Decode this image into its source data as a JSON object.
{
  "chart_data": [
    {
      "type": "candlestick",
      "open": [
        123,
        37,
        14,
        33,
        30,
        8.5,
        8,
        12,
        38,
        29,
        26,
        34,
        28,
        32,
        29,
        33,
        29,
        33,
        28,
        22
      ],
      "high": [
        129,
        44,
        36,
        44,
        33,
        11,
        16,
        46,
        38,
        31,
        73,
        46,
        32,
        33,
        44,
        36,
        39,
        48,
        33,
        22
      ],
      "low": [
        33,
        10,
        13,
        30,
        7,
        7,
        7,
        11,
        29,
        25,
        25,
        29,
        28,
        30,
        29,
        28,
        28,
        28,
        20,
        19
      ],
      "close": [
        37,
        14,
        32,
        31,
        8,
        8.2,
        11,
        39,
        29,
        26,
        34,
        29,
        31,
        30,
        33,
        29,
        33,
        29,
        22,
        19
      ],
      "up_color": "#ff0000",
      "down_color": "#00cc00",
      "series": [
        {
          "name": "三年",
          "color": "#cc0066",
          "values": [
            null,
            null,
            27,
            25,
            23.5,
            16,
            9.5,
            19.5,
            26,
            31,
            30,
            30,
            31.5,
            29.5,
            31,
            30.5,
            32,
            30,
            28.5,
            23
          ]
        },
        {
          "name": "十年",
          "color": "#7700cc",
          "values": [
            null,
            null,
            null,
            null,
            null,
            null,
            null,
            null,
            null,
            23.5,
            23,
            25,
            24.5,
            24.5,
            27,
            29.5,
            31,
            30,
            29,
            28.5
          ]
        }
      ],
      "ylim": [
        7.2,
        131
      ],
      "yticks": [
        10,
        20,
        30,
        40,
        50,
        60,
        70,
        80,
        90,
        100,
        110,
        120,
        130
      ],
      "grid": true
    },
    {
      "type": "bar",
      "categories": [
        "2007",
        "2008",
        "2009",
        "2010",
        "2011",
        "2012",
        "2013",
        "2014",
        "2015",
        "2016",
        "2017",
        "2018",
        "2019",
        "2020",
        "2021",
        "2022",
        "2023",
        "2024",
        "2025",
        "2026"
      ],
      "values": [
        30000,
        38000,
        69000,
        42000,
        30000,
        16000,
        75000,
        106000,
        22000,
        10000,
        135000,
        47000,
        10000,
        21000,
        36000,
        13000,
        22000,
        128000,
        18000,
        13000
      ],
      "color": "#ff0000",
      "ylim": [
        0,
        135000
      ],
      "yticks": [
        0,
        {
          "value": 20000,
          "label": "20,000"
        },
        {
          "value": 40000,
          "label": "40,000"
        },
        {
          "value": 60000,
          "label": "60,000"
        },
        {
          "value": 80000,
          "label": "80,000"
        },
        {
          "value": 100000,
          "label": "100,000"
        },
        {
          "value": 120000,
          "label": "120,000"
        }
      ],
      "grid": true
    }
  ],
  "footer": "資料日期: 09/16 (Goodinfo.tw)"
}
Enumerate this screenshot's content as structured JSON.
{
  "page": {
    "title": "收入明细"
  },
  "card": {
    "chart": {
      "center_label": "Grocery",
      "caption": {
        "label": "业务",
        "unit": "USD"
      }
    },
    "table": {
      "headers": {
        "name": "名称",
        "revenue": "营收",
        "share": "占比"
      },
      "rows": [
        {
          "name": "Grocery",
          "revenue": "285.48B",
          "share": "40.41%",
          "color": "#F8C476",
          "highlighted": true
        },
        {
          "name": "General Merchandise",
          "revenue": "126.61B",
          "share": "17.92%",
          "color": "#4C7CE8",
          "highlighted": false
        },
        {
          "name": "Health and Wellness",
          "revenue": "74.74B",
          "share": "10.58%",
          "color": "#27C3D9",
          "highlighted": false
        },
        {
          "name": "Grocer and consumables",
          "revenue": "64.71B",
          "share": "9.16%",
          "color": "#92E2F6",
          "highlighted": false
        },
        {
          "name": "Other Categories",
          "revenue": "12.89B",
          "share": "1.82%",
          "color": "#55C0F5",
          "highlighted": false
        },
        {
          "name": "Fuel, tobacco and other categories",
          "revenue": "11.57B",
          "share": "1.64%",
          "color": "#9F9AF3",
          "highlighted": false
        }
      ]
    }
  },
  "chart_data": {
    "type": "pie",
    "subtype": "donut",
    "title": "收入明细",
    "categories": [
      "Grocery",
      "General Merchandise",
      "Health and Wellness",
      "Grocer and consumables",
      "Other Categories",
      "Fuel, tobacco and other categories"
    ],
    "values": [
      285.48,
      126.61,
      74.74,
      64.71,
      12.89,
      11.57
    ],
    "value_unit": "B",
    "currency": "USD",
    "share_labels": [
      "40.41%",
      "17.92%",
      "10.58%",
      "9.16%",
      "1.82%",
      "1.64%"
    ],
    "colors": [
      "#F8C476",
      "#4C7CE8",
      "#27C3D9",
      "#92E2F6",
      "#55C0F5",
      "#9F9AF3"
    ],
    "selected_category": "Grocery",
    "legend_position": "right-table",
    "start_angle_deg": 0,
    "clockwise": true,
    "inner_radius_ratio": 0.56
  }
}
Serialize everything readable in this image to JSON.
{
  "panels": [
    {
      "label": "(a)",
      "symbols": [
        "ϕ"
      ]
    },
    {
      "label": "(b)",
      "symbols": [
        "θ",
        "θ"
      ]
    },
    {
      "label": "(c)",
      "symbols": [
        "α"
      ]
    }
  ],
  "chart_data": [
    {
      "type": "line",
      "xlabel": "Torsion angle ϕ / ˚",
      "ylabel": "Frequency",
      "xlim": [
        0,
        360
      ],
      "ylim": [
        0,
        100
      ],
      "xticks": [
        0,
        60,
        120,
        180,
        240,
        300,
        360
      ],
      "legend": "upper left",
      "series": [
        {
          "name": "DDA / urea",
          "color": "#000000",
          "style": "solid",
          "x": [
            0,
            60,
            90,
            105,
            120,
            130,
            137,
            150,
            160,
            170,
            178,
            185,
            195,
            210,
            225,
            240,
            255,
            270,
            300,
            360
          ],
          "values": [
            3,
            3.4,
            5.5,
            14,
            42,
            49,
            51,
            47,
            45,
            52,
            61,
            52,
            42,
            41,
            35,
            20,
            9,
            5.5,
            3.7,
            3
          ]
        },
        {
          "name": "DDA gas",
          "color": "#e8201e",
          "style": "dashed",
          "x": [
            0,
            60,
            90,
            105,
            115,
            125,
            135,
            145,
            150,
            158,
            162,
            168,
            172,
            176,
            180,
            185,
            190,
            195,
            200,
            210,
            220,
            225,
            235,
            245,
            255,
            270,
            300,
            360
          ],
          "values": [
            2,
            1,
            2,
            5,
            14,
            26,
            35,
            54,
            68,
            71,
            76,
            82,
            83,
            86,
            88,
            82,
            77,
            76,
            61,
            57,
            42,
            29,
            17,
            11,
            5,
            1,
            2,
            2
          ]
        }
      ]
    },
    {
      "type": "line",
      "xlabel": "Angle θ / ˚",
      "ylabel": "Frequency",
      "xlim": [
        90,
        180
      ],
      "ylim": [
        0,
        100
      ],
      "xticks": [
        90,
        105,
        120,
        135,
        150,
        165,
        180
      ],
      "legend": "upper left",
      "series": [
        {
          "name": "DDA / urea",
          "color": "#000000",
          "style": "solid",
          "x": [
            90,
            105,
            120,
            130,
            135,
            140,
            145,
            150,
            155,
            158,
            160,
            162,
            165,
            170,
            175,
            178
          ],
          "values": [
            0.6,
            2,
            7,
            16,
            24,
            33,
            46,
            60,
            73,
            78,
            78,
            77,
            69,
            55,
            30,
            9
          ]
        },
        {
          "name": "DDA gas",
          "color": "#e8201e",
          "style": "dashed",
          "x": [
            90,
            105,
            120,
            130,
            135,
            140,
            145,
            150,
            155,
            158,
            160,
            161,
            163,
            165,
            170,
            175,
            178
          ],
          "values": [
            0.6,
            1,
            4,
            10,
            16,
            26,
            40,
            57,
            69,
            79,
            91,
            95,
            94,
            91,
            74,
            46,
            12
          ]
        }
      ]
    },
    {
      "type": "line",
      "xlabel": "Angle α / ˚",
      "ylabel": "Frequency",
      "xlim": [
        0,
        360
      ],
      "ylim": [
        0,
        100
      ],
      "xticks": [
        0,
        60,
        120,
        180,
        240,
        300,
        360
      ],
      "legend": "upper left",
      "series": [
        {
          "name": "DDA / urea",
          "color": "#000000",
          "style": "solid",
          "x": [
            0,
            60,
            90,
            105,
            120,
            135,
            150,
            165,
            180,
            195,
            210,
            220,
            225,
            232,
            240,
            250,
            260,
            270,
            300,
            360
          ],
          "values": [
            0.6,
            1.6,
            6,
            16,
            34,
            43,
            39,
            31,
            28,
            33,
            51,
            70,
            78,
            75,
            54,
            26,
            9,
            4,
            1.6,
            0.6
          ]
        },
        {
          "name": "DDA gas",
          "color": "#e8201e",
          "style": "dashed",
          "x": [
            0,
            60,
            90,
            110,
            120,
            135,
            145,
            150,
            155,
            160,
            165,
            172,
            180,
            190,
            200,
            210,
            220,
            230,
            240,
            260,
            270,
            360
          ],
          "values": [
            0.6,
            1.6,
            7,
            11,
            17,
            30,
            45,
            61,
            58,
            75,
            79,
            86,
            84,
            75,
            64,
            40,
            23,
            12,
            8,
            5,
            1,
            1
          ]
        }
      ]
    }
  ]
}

**TASK OBJECTIVE**
Copy each line above containing the string "Health".

**EXERCISE RESPONSE**
          "name": "Health and Wellness",
      "Health and Wellness",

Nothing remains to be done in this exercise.